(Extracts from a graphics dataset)
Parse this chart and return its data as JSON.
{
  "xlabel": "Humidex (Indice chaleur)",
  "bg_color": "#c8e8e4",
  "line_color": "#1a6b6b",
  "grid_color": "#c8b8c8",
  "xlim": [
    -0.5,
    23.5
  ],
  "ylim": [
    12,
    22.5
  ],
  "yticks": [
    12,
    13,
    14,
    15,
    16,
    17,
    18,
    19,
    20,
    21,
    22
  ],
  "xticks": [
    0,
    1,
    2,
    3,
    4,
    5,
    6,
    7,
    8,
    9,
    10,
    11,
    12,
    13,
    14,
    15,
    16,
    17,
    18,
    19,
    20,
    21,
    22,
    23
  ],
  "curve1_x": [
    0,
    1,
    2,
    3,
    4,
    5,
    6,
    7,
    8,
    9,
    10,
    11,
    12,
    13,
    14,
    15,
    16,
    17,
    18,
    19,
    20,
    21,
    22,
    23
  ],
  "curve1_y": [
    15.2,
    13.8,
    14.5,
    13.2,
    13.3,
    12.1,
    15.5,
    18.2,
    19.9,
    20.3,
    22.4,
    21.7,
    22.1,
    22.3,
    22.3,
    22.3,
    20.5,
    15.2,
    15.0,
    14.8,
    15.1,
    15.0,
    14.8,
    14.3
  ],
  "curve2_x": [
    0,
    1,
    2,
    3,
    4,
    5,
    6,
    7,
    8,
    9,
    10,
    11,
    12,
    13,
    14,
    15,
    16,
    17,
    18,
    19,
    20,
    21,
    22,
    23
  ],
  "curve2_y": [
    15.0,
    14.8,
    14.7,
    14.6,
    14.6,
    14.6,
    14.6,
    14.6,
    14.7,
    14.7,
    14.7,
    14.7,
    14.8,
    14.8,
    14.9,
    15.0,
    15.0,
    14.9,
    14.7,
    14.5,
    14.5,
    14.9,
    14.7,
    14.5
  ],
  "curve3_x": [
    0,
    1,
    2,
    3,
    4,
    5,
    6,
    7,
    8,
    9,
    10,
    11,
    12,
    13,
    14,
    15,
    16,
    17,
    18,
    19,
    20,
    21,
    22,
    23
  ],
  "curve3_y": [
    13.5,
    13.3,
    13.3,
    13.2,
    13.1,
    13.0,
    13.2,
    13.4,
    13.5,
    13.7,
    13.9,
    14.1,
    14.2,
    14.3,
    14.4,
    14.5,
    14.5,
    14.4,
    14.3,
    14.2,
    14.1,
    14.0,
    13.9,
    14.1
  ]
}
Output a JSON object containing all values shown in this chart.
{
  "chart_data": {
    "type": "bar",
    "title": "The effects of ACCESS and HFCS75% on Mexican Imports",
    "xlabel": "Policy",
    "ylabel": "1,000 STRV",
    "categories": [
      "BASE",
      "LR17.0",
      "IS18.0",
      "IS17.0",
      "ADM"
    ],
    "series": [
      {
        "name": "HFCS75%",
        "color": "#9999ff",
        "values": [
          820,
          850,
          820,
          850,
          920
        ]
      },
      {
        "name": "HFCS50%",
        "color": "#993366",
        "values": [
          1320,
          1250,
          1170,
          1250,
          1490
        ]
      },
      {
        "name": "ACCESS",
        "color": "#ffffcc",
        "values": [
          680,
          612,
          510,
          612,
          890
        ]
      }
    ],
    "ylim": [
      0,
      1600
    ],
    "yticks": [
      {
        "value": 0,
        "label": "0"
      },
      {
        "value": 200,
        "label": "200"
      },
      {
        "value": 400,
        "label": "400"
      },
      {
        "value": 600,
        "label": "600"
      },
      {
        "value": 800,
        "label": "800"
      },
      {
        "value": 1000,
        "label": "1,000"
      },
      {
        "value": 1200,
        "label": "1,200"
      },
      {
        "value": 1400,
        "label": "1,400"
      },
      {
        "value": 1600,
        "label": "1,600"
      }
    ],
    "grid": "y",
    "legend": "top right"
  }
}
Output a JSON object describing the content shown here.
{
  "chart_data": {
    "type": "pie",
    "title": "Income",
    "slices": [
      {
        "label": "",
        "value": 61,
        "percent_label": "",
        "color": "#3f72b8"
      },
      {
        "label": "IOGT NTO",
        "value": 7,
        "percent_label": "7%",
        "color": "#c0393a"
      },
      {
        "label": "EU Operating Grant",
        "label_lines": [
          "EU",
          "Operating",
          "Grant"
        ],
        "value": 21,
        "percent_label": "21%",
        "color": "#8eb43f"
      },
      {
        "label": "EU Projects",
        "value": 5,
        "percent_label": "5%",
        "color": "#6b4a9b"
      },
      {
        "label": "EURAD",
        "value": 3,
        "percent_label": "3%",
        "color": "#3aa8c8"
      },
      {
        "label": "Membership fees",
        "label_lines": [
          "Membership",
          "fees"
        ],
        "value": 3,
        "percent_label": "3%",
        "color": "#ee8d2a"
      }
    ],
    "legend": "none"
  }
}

* Do this *
Pick out and copy the lines of the entries that hold the string "object".

* Result *
Output a JSON object containing all values shown in this chart.
Output a JSON object describing the content shown here.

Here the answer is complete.